• Texto de la página:
Acerca de Pará de contar de Daniel Godoy. Paraná. La Ventana ediciones. 2025. Con una foto balcón florido del libro tomada por Gretel, su editora, y dos postales de la primer helada de este año tomadas por Glenda. La helada vino a nosotros justo, justo el día de hoy.
Pongo
el título y me acuerdo, claro que me acuerdo, de la “Canción final” que cierra
la poesía de Jaime Gil de Biedma en un gesto tanto de asunción como de rechazo
a la propia escritura: “Las rosas de papel no son verdad / y queman / lo mismo
que una frente pensativa / o el tacto de una lámina de hielo”. Suelo preferir la
atención concentrada sobre lo que tenemos con nosotros, el libro recién
llegado, el establecimiento de algunas relaciones que esa obra comparte con la
biblioteca y las preguntas, por supuesto, las preguntas que el presente de esa
escritura, la presencia de esa escritura en nuestro presente provoca. Sin
embargo, la alusión a “rosas caseras” que Daniela despliega a poco de comenzar Pará de contar (La Ventana, 2025) trae
hacia mí esa imagen lejana en el tiempo y el espacio, las rosas de Jaime Gil de
Biedma. Porque, ¿qué sería una rosa casera? (La otra alusión que está aquí es
el pan casero, claro, que sabemos mejor de qué se trata). Las rosas de papel no
son verdad y queman… ¿éstas si? Las rosas caseras son caseras en este libro
porque provienen de la propia casa, rosas domésticas, hogareñas, utilizadas
para una tarea de entrecasa:
“Corté
flores de un rosal que él cuidaba; cuando las puse en el cajón arriba del
cuerpo de mi padre tenían el perfume de las rosas caseras. La lluvia había
dejado gotas frías en los pétalos”.

• Sección de datos:
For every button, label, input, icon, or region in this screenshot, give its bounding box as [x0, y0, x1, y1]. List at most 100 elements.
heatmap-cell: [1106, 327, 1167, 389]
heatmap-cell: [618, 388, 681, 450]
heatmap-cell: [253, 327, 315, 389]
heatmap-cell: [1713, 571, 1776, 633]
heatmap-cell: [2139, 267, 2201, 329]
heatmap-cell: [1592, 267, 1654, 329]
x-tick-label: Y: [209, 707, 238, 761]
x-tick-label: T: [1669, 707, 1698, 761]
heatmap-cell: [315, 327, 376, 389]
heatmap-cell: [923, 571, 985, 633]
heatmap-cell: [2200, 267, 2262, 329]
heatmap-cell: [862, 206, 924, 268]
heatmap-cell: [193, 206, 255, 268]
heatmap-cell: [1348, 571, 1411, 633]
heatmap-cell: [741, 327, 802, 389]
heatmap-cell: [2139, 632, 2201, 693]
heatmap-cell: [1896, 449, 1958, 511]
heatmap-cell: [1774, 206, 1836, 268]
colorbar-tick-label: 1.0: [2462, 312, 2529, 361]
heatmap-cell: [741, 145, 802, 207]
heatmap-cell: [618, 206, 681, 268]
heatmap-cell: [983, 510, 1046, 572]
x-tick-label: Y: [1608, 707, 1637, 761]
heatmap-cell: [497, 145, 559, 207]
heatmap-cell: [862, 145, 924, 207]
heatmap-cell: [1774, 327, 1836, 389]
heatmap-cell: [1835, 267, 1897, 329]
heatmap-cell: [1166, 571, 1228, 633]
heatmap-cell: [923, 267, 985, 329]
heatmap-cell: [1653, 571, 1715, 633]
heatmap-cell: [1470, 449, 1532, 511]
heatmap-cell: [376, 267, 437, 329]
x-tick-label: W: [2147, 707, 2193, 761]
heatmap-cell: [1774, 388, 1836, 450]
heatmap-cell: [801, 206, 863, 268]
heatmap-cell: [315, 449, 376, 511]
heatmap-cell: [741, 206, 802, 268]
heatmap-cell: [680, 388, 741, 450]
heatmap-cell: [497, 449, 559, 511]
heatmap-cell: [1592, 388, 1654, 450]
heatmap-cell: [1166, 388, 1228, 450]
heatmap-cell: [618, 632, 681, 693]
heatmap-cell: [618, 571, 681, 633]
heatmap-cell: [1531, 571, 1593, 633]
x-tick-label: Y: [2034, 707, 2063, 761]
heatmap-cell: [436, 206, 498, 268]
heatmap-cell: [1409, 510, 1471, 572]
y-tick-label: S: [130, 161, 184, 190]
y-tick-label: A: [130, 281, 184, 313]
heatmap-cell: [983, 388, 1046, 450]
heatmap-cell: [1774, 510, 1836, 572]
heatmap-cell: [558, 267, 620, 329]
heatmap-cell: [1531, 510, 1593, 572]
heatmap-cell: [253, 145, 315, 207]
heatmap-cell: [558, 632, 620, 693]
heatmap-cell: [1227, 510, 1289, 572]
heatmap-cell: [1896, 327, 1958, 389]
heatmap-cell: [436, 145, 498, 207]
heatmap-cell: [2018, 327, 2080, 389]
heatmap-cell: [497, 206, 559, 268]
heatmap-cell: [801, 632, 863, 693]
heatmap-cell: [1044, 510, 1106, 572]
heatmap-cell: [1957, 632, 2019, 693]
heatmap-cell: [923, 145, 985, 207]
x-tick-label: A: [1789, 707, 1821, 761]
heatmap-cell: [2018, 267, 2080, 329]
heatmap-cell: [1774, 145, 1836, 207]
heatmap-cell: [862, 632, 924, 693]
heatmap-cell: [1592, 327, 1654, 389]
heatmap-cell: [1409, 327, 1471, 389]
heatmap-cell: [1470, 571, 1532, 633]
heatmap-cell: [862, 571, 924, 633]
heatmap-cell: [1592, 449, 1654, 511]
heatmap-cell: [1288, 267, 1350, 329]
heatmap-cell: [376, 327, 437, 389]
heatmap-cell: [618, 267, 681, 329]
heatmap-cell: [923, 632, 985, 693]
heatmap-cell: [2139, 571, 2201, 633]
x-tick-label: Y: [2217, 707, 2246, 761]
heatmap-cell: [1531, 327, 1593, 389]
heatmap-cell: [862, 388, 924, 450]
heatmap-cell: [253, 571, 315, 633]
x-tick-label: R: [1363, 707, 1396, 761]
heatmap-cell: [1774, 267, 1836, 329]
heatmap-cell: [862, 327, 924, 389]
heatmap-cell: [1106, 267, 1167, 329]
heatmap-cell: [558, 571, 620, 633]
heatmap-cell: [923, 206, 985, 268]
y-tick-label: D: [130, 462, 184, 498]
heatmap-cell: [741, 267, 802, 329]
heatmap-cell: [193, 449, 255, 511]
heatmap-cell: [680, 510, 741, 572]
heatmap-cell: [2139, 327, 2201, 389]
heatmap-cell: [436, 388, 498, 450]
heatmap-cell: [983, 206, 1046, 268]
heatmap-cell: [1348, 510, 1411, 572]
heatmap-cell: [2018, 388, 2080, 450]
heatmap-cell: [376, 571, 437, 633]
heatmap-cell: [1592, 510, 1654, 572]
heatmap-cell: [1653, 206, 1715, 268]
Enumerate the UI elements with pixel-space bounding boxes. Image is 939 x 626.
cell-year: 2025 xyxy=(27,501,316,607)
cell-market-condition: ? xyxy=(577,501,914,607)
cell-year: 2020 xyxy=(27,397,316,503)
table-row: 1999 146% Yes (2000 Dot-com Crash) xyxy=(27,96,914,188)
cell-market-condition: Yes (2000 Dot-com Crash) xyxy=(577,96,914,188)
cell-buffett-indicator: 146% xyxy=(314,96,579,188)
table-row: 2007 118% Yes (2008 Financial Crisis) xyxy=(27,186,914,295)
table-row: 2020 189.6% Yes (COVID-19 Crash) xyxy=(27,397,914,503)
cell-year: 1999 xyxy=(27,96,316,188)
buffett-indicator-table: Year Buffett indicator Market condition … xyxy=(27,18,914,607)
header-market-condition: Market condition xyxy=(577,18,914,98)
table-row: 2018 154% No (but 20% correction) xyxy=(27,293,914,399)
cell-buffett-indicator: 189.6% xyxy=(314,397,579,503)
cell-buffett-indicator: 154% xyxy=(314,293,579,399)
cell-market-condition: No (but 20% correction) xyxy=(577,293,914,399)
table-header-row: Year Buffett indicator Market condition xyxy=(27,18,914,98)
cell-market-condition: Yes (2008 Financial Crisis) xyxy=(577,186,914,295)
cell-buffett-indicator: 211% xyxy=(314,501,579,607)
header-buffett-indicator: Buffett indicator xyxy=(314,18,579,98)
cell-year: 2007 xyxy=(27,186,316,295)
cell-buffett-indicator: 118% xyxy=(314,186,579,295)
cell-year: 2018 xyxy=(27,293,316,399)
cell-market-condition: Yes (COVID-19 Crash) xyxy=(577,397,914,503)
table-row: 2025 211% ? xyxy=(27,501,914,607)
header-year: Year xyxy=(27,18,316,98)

• Acciones requeridas:
A - Responde estas preguntas con datos de la reseña sobre Pará de contar:
(i) ¿Qué editorial publicó el libro y en qué año?
(ii) ¿Cuál es el título del poema de Jaime Gil de Biedma que se cita?
(iii) Según la cita final, ¿qué había dejado la lluvia en los pétalos?
B - Transcribe el fragmento de la reseña sobre Pará de contar que comienza con "Acerca de Pará" y continúa hasta "día de hoy.".

• Resultados por tarea:
A -
(i) La Ventana ediciones, en 2025.
(ii) "Canción final".
(iii) Gotas frías.

B -
Acerca de Pará de contar de Daniel Godoy. Paraná. La Ventana ediciones. 2025. Con una foto balcón florido del libro tomada por Gretel, su editora, y dos postales de la primer helada de este año tomadas por Glenda. La helada vino a nosotros justo, justo el día de hoy.